++++ Record set

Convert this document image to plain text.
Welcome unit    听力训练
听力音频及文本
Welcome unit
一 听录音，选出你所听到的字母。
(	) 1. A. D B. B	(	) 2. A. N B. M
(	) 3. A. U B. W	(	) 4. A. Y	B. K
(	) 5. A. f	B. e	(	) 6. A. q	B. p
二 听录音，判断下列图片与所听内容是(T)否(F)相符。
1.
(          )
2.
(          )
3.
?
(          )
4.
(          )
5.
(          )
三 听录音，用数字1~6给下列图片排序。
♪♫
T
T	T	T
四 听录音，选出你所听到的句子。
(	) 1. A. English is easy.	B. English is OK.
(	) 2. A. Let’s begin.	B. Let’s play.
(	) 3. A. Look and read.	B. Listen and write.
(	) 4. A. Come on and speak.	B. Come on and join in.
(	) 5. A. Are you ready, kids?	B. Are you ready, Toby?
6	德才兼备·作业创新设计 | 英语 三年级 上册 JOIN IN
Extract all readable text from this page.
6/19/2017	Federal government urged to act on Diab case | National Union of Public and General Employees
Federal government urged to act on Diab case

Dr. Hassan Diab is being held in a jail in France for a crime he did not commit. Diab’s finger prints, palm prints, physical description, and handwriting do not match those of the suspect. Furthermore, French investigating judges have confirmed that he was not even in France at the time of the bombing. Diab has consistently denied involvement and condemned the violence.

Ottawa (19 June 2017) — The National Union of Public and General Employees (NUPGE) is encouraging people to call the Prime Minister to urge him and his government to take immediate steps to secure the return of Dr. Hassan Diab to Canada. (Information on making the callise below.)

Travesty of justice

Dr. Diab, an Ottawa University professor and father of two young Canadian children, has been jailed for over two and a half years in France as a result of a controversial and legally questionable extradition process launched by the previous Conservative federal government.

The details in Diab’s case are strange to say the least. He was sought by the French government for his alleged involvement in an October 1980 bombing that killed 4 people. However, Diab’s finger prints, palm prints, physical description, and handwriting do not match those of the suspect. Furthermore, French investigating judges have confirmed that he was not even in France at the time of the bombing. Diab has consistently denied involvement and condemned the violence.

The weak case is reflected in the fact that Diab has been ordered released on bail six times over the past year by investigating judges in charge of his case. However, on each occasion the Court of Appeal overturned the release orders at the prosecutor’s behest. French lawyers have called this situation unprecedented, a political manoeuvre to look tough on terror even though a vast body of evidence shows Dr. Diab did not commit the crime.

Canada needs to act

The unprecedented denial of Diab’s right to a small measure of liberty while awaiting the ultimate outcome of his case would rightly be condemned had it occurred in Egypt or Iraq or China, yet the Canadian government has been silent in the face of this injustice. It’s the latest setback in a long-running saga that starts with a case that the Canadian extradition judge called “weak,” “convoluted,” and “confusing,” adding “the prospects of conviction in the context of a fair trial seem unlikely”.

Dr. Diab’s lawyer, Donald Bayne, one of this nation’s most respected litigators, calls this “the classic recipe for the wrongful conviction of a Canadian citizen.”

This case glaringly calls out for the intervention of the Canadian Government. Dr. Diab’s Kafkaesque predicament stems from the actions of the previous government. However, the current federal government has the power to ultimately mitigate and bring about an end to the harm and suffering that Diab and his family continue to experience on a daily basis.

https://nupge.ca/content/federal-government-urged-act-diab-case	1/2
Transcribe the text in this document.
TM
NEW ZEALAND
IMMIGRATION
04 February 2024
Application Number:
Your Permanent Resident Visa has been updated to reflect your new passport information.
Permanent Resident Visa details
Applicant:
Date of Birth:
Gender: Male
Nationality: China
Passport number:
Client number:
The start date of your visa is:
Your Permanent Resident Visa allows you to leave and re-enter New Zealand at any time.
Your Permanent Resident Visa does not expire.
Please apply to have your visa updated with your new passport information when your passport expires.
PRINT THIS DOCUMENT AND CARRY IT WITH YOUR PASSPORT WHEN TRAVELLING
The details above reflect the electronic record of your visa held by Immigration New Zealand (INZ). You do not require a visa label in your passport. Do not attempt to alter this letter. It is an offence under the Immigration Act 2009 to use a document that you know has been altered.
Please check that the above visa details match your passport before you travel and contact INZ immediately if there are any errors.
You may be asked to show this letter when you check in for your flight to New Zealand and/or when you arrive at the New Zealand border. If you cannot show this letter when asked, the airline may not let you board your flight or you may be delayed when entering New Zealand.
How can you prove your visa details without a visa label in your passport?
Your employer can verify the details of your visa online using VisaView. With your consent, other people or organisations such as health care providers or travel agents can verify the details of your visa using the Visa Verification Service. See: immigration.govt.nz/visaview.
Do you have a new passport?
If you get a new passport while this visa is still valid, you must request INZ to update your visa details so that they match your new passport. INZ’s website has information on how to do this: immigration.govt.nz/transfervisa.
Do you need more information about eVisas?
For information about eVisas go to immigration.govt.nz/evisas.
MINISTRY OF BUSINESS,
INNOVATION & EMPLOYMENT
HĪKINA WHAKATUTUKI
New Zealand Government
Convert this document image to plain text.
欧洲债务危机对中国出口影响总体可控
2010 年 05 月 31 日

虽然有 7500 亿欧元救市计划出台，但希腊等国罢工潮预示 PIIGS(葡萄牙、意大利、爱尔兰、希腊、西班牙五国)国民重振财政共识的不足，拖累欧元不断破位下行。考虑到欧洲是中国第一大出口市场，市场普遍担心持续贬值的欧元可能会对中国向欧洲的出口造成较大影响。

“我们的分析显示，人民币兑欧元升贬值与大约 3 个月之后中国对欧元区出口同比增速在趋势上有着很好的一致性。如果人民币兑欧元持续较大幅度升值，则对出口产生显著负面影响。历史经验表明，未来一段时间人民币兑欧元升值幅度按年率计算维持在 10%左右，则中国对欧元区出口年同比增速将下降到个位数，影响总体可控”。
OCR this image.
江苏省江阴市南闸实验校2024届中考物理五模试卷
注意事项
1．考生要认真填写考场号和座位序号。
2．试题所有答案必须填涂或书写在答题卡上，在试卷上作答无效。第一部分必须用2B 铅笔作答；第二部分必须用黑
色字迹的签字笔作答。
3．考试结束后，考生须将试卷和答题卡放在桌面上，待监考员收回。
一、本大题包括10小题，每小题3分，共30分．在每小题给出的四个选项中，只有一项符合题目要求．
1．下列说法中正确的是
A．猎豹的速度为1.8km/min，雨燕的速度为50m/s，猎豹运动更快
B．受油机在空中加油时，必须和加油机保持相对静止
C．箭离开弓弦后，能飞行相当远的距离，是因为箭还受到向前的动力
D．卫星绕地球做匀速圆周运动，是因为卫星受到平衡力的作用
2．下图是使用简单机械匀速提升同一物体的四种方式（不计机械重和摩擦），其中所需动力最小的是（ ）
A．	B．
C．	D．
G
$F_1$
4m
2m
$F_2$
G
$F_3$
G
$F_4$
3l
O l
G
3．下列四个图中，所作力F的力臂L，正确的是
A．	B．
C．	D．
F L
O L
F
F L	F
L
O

++++++++

**Set problem**. Find the lines above that contain the word "Ottawa" and collect them.

**Problem solution**.
Ottawa (19 June 2017) — The National Union of Public and General Employees (NUPGE) is encouraging people to call the Prime Minister to urge him and his government to take immediate steps to secure the return of Dr. Hassan Diab to Canada. (Information on making the callise below.)
Dr. Diab, an Ottawa University professor and father of two young Canadian children, has been jailed for over two and a half years in France as a result of a controversial and legally questionable extradition process launched by the previous Conservative federal government.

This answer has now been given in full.